Written request
Go through the listing beneath this task and return every line that carries the string "structured".
** Start **
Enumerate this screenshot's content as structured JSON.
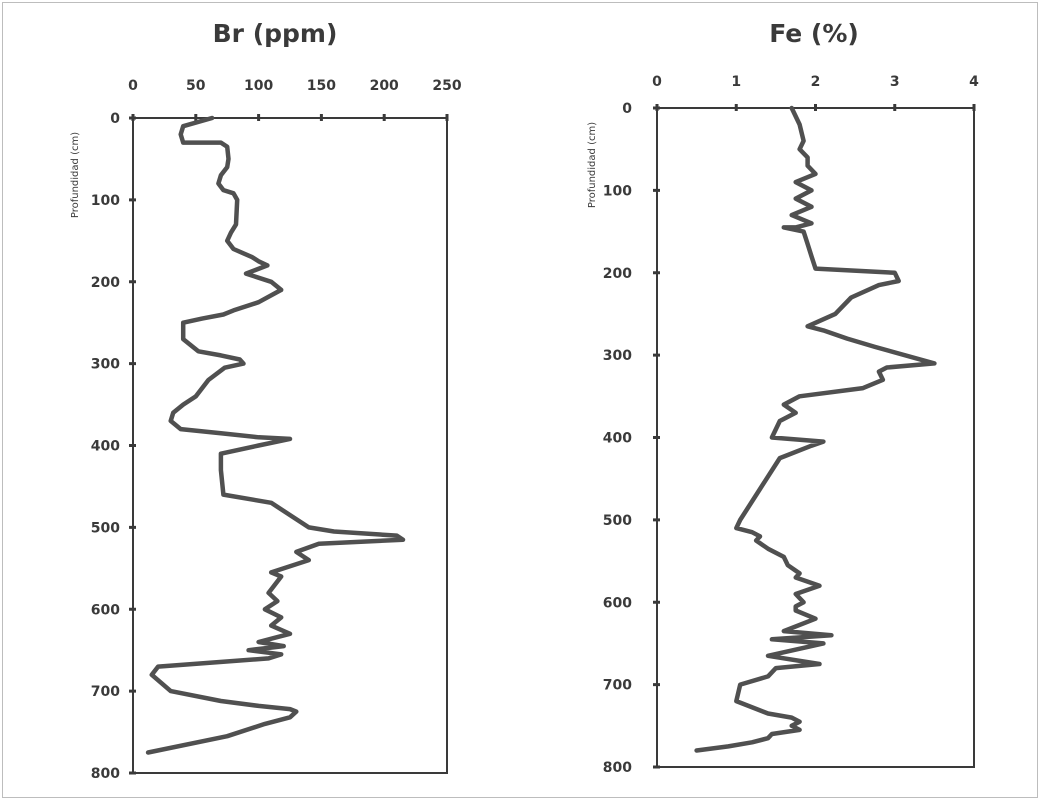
{
  "chart_data": [
    {
      "type": "line",
      "title": "Br (ppm)",
      "ylabel": "Profundidad (cm)",
      "xlabel": "",
      "xlim": [
        0,
        250
      ],
      "ylim": [
        0,
        800
      ],
      "y_inverted": true,
      "x_axis_position": "top",
      "x_ticks": [
        "0",
        "50",
        "100",
        "150",
        "200",
        "250"
      ],
      "y_ticks": [
        "0",
        "100",
        "200",
        "300",
        "400",
        "500",
        "600",
        "700",
        "800"
      ],
      "series": [
        {
          "x": [
            63,
            40,
            38,
            40,
            70,
            75,
            76,
            75,
            70,
            68,
            72,
            80,
            83,
            82,
            78,
            75,
            80,
            95,
            100,
            107,
            90,
            110,
            118,
            100,
            80,
            72,
            55,
            40,
            40,
            52,
            70,
            85,
            88,
            73,
            60,
            50,
            40,
            32,
            30,
            38,
            70,
            100,
            125,
            100,
            70,
            70,
            72,
            110,
            140,
            160,
            210,
            215,
            148,
            130,
            140,
            110,
            118,
            108,
            115,
            105,
            118,
            110,
            125,
            100,
            120,
            92,
            118,
            108,
            20,
            15,
            30,
            70,
            100,
            125,
            130,
            125,
            105,
            75,
            12
          ],
          "y": [
            0,
            10,
            20,
            30,
            30,
            35,
            50,
            60,
            70,
            80,
            88,
            92,
            100,
            130,
            140,
            150,
            160,
            170,
            175,
            180,
            190,
            200,
            210,
            225,
            235,
            240,
            245,
            250,
            270,
            285,
            290,
            295,
            300,
            305,
            320,
            340,
            350,
            360,
            370,
            380,
            385,
            390,
            392,
            400,
            410,
            430,
            460,
            470,
            500,
            505,
            510,
            515,
            520,
            530,
            540,
            555,
            560,
            580,
            590,
            600,
            610,
            620,
            630,
            640,
            645,
            650,
            655,
            660,
            670,
            680,
            700,
            712,
            718,
            722,
            725,
            732,
            740,
            755,
            775
          ]
        }
      ],
      "line_color": "#505050"
    },
    {
      "type": "line",
      "title": "Fe (%)",
      "ylabel": "Profundidad (cm)",
      "xlabel": "",
      "xlim": [
        0,
        4
      ],
      "ylim": [
        0,
        800
      ],
      "y_inverted": true,
      "x_axis_position": "top",
      "x_ticks": [
        "0",
        "1",
        "2",
        "3",
        "4"
      ],
      "y_ticks": [
        "0",
        "100",
        "200",
        "300",
        "400",
        "500",
        "600",
        "700",
        "800"
      ],
      "series": [
        {
          "x": [
            1.7,
            1.8,
            1.85,
            1.8,
            1.9,
            1.9,
            2.0,
            1.75,
            1.95,
            1.75,
            1.95,
            1.7,
            1.95,
            1.75,
            1.6,
            1.85,
            1.9,
            1.95,
            2.0,
            3.0,
            3.05,
            2.8,
            2.45,
            2.25,
            1.9,
            2.1,
            2.4,
            2.75,
            3.5,
            2.9,
            2.8,
            2.85,
            2.6,
            1.8,
            1.6,
            1.75,
            1.55,
            1.45,
            2.1,
            1.95,
            1.55,
            1.05,
            1.0,
            1.2,
            1.3,
            1.25,
            1.4,
            1.6,
            1.65,
            1.8,
            1.75,
            2.05,
            1.75,
            1.85,
            1.75,
            1.75,
            2.0,
            1.6,
            2.2,
            1.45,
            2.1,
            1.4,
            2.05,
            1.5,
            1.4,
            1.05,
            1.0,
            1.4,
            1.7,
            1.8,
            1.7,
            1.8,
            1.45,
            1.4,
            1.2,
            0.9,
            0.5
          ],
          "y": [
            0,
            20,
            40,
            50,
            60,
            70,
            80,
            90,
            100,
            110,
            120,
            130,
            140,
            145,
            145,
            150,
            165,
            180,
            195,
            200,
            210,
            215,
            230,
            250,
            265,
            270,
            280,
            290,
            310,
            315,
            320,
            330,
            340,
            350,
            360,
            370,
            380,
            400,
            405,
            410,
            425,
            500,
            510,
            515,
            520,
            525,
            535,
            545,
            555,
            565,
            570,
            580,
            590,
            600,
            605,
            610,
            620,
            635,
            640,
            645,
            650,
            665,
            675,
            680,
            690,
            700,
            720,
            735,
            740,
            745,
            750,
            755,
            760,
            765,
            770,
            775,
            780
          ]
        }
      ],
      "line_color": "#505050"
    }
  ]
}
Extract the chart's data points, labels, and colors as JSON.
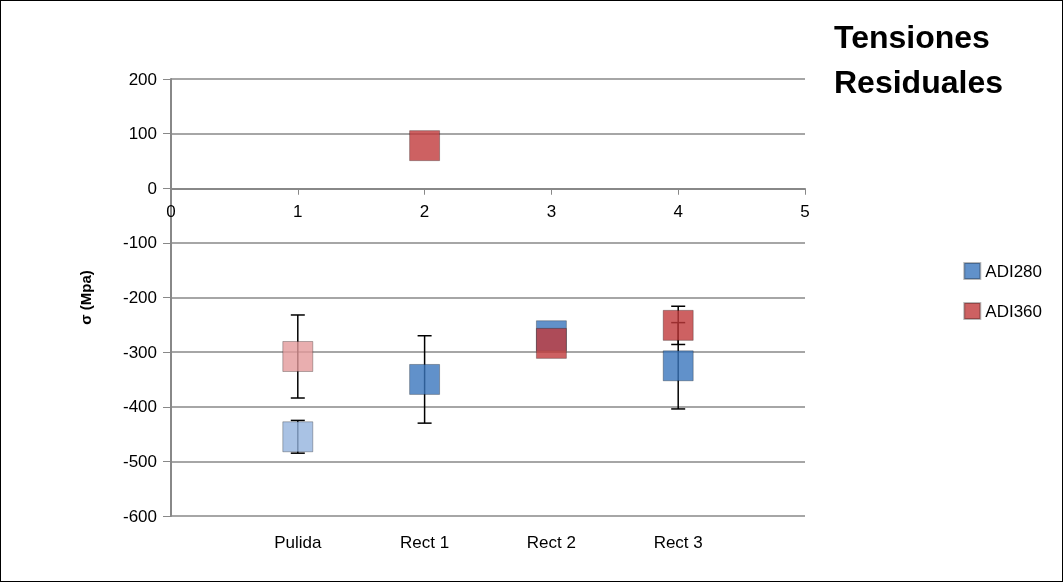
{
  "chart_data": {
    "type": "scatter",
    "title": "Tensiones Residuales",
    "ylabel": "σ (Mpa)",
    "categories": [
      "Pulida",
      "Rect 1",
      "Rect 2",
      "Rect 3"
    ],
    "series": [
      {
        "name": "ADI280",
        "color": "#3a76bd",
        "colors": [
          "#93b3dd",
          "#3a76bd",
          "#3a76bd",
          "#3a76bd"
        ],
        "values": [
          -455,
          -350,
          -270,
          -325
        ],
        "errors": [
          30,
          80,
          null,
          79
        ]
      },
      {
        "name": "ADI360",
        "color": "#c0393b",
        "colors": [
          "#e39a9b",
          "#c0393b",
          "#c0393b",
          "#c0393b"
        ],
        "values": [
          -308,
          78,
          -284,
          -251
        ],
        "errors": [
          76,
          null,
          null,
          35
        ]
      }
    ],
    "x2lim": [
      0,
      5
    ],
    "x2ticks": [
      0,
      1,
      2,
      3,
      4,
      5
    ],
    "ylim": [
      -600,
      200
    ],
    "yticks": [
      -600,
      -500,
      -400,
      -300,
      -200,
      -100,
      0,
      100,
      200
    ],
    "grid": "y",
    "legend": "right",
    "marker": "square"
  }
}
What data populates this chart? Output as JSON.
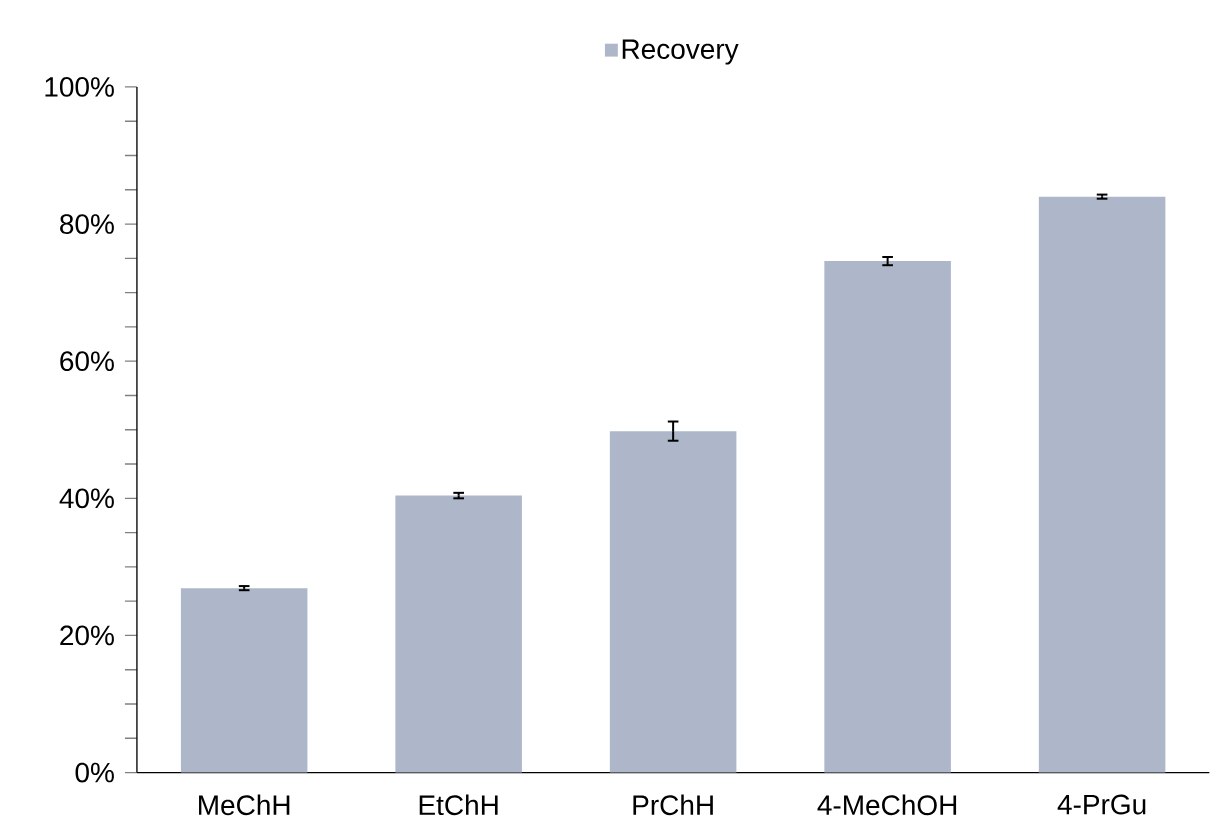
{
  "chart_data": {
    "type": "bar",
    "categories": [
      "MeChH",
      "EtChH",
      "PrChH",
      "4-MeChOH",
      "4-PrGu"
    ],
    "series": [
      {
        "name": "Recovery",
        "color": "#adb7c9",
        "values": [
          26.9,
          40.4,
          49.8,
          74.6,
          84.0
        ],
        "errors": [
          0.3,
          0.4,
          1.4,
          0.6,
          0.3
        ]
      }
    ],
    "ylim": [
      0,
      100
    ],
    "yticks": [
      {
        "value": 0,
        "label": "0%"
      },
      {
        "value": 5,
        "label": null
      },
      {
        "value": 10,
        "label": null
      },
      {
        "value": 15,
        "label": null
      },
      {
        "value": 20,
        "label": "20%"
      },
      {
        "value": 25,
        "label": null
      },
      {
        "value": 30,
        "label": null
      },
      {
        "value": 35,
        "label": null
      },
      {
        "value": 40,
        "label": "40%"
      },
      {
        "value": 45,
        "label": null
      },
      {
        "value": 50,
        "label": null
      },
      {
        "value": 55,
        "label": null
      },
      {
        "value": 60,
        "label": "60%"
      },
      {
        "value": 65,
        "label": null
      },
      {
        "value": 70,
        "label": null
      },
      {
        "value": 75,
        "label": null
      },
      {
        "value": 80,
        "label": "80%"
      },
      {
        "value": 85,
        "label": null
      },
      {
        "value": 90,
        "label": null
      },
      {
        "value": 95,
        "label": null
      },
      {
        "value": 100,
        "label": "100%"
      }
    ],
    "legend": "top",
    "grid": false
  }
}
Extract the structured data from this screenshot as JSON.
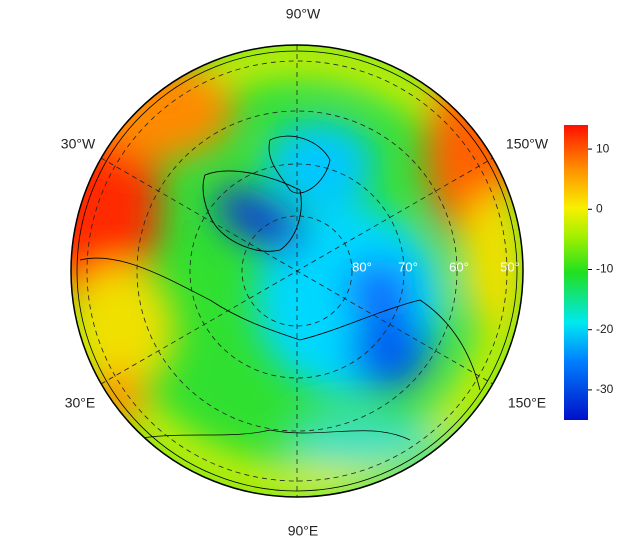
** End **
Written solution
Enumerate this screenshot's content as structured JSON.
Extract the structured data from this screenshot as JSON.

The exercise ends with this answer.